INFORMATION GIVEN =

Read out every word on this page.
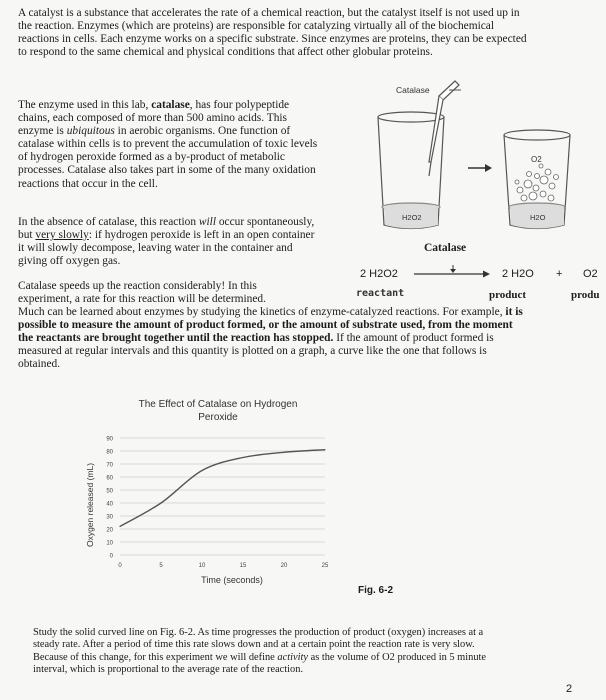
A catalyst is a substance that accelerates the rate of a chemical reaction, but the catalyst itself is not used up in
the reaction. Enzymes (which are proteins) are responsible for catalyzing virtually all of the biochemical
reactions in cells. Each enzyme works on a specific substrate. Since enzymes are proteins, they can be expected
to respond to the same chemical and physical conditions that affect other globular proteins.
The enzyme used in this lab, catalase, has four polypeptide
chains, each composed of more than 500 amino acids. This
enzyme is ubiquitous in aerobic organisms. One function of
catalase within cells is to prevent the accumulation of toxic levels
of hydrogen peroxide formed as a by-product of metabolic
processes. Catalase also takes part in some of the many oxidation
reactions that occur in the cell.
In the absence of catalase, this reaction will occur spontaneously,
but very slowly: if hydrogen peroxide is left in an open container
it will slowly decompose, leaving water in the container and
giving off oxygen gas.
Catalase speeds up the reaction considerably! In this
experiment, a rate for this reaction will be determined.
Much can be learned about enzymes by studying the kinetics of enzyme-catalyzed reactions. For example, it is
possible to measure the amount of product formed, or the amount of substrate used, from the moment
the reactants are brought together until the reaction has stopped. If the amount of product formed is
measured at regular intervals and this quantity is plotted on a graph, a curve like the one that follows is
obtained.
Catalase
H2O2
O2
H2O
Catalase
2 H2O2	2 H2O + O2
reactant	product	produ
The Effect of Catalase on Hydrogen
Peroxide
Oxygen released (mL)
Time (seconds)
0
10
20
30
40
50
60
70
80
90
0	5	10	15	20	25
Fig. 6-2
Study the solid curved line on Fig. 6-2. As time progresses the production of product (oxygen) increases at a
steady rate. After a period of time this rate slows down and at a certain point the reaction rate is very slow.
Because of this change, for this experiment we will define activity as the volume of O2 produced in 5 minute
interval, which is proportional to the average rate of the reaction.
2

PROBLEM STATEMENT =
Pull every line containing "proteins" out of the data above.

WRITTEN SOLUTION =
the reaction. Enzymes (which are proteins) are responsible for catalyzing virtually all of the biochemical
reactions in cells. Each enzyme works on a specific substrate. Since enzymes are proteins, they can be expected
to respond to the same chemical and physical conditions that affect other globular proteins.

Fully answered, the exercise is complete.